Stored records
— Start —

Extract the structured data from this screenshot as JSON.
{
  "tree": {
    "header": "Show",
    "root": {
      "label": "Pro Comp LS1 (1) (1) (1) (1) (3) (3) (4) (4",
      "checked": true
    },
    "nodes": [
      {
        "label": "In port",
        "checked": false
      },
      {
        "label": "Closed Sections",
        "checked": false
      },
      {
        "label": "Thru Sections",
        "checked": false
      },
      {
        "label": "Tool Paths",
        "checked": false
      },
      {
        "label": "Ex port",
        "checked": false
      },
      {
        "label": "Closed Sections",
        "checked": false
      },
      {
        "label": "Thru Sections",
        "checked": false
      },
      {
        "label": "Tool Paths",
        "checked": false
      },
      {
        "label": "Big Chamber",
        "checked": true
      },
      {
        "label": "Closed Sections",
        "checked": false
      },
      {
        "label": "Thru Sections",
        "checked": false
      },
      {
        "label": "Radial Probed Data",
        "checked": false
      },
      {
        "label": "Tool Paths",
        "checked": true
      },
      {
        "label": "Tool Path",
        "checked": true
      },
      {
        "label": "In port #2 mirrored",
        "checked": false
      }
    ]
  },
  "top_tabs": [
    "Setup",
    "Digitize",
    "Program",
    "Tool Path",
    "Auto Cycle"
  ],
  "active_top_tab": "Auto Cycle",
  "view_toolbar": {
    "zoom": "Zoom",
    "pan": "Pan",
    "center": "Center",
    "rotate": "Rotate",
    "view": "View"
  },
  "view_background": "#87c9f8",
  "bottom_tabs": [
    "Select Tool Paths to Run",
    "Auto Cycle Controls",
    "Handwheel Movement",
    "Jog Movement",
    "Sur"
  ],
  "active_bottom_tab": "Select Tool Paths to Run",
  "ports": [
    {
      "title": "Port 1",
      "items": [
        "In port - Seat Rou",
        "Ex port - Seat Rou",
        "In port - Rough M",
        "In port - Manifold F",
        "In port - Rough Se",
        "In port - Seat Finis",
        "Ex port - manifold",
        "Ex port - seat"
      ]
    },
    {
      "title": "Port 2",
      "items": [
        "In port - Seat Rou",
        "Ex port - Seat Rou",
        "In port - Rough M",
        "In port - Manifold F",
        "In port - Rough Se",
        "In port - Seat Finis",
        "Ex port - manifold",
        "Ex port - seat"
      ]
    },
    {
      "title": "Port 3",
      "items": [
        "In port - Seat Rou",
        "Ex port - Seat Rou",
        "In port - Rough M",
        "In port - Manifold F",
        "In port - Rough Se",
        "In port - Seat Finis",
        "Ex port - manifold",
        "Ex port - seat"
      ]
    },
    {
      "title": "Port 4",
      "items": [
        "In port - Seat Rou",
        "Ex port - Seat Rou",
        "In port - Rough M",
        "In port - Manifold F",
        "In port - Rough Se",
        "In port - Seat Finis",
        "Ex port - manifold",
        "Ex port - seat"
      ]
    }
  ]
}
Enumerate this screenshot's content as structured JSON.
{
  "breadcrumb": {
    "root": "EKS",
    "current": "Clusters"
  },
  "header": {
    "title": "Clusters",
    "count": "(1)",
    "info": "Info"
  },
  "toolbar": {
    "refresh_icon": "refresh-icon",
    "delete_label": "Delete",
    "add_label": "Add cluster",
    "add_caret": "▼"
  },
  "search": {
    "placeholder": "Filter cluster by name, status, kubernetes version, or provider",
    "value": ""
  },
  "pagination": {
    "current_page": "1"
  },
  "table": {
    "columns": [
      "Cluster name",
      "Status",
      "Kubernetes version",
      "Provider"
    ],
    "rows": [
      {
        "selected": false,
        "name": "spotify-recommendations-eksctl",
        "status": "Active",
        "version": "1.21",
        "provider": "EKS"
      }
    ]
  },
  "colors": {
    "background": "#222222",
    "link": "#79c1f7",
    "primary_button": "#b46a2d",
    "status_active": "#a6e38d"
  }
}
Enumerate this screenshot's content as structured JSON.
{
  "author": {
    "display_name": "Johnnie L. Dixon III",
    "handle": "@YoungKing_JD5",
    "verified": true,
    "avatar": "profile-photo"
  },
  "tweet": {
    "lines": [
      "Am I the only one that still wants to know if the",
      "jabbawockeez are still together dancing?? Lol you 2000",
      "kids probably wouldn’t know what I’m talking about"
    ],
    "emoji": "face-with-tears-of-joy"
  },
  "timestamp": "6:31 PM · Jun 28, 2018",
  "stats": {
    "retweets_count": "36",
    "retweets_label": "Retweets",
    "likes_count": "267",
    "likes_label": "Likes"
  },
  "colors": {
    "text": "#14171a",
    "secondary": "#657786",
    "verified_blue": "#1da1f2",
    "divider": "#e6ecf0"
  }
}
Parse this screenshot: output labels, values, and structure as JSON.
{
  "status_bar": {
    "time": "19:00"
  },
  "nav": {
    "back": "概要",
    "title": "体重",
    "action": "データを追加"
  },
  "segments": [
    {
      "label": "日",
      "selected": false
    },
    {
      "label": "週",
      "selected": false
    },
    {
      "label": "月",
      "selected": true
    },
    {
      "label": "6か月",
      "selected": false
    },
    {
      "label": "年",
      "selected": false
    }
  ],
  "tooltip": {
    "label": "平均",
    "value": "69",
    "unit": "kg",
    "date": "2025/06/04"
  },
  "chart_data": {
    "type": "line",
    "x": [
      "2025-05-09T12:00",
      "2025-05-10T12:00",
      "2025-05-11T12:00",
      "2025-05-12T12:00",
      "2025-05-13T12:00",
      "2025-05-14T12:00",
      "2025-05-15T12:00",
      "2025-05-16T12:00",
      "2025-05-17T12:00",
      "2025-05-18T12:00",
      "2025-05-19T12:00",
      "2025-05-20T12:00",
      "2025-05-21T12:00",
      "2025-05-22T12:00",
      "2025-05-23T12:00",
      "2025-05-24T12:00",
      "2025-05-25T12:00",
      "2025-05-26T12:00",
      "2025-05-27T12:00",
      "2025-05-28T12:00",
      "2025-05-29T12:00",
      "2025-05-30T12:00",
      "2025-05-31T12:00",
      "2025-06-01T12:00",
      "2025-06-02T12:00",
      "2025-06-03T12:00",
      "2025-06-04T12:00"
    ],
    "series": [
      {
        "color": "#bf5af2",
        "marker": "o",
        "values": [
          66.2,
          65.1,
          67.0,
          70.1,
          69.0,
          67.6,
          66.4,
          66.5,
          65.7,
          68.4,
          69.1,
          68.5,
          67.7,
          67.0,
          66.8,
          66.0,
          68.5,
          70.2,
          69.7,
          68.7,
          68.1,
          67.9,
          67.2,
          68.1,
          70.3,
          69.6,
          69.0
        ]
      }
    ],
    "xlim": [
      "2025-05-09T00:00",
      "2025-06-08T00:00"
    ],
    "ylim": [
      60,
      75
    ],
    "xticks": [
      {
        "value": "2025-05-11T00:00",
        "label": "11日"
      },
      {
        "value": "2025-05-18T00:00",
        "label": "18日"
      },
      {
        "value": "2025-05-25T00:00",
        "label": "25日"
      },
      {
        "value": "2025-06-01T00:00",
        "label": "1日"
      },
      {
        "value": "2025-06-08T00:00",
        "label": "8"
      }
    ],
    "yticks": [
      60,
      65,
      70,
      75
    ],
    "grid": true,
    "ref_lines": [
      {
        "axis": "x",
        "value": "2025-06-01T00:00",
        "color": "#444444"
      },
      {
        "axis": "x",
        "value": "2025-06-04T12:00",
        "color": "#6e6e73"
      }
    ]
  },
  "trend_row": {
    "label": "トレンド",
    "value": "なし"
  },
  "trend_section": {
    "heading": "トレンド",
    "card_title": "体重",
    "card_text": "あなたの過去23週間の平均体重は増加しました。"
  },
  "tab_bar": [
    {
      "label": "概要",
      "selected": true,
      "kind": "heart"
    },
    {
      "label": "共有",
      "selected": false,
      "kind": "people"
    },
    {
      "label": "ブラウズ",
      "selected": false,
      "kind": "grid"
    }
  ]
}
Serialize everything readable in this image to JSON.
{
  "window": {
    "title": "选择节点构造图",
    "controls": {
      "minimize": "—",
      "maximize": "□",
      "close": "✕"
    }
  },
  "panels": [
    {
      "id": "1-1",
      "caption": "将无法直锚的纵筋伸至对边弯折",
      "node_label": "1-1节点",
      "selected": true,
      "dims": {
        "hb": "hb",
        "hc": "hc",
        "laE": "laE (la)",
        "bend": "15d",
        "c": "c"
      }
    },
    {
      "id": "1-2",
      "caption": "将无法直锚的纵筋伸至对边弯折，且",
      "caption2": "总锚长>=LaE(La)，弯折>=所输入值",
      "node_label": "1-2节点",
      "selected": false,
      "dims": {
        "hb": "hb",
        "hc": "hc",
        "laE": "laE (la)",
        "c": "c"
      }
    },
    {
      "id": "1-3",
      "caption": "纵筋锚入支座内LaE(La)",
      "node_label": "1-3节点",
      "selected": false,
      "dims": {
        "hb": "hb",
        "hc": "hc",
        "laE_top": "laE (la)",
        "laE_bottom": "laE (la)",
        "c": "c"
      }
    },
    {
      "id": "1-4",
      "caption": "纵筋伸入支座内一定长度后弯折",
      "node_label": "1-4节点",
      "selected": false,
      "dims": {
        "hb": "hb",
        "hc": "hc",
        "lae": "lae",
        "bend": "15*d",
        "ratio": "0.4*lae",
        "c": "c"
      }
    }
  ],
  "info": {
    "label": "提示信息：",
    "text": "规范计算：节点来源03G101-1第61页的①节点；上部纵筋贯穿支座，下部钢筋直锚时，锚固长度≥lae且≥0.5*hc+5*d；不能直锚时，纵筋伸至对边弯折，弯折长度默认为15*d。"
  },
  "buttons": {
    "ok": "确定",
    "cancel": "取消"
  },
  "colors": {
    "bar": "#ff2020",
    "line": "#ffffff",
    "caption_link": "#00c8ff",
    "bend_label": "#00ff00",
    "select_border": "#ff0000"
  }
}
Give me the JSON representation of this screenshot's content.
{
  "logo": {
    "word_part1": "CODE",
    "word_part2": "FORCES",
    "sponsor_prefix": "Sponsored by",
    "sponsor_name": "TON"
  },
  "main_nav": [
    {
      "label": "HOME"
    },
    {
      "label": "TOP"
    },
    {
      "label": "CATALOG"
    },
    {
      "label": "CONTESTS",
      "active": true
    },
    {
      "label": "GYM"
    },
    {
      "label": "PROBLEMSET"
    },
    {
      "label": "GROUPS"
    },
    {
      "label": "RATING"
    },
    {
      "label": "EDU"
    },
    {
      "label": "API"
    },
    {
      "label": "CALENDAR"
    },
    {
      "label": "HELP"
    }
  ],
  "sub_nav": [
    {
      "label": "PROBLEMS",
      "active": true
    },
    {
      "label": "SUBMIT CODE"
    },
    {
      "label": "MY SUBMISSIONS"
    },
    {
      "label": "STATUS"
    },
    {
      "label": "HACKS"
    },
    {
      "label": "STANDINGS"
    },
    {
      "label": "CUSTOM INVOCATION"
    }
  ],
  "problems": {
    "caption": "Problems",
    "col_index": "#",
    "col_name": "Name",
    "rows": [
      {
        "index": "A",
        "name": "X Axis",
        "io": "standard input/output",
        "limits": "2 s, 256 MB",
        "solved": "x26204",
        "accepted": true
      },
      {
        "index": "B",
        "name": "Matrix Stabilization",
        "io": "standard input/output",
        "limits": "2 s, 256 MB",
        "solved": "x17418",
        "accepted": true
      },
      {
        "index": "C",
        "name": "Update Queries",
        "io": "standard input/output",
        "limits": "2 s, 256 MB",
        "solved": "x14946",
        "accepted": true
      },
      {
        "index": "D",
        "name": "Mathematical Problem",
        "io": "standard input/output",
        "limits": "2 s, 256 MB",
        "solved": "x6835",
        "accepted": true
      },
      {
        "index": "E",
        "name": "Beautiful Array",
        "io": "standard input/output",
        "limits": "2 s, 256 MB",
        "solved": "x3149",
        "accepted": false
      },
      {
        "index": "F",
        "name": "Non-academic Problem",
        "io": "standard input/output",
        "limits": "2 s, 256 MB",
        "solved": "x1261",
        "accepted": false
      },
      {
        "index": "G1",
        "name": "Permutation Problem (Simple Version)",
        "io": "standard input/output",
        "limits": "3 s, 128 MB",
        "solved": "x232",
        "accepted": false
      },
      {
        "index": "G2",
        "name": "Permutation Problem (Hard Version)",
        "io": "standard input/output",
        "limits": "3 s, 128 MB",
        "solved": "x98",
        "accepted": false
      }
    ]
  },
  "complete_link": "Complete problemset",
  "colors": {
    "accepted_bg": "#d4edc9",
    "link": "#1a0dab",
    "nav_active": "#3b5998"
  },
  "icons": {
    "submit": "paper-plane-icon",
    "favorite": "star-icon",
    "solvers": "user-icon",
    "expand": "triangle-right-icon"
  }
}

— End —

Pull out all lines from the listing that contain the string "this".

» Response to the exercise:
Extract the structured data from this screenshot as JSON.
Enumerate this screenshot's content as structured JSON.
Enumerate this screenshot's content as structured JSON.
Parse this screenshot: output labels, values, and structure as JSON.
Serialize everything readable in this image to JSON.
Give me the JSON representation of this screenshot's content.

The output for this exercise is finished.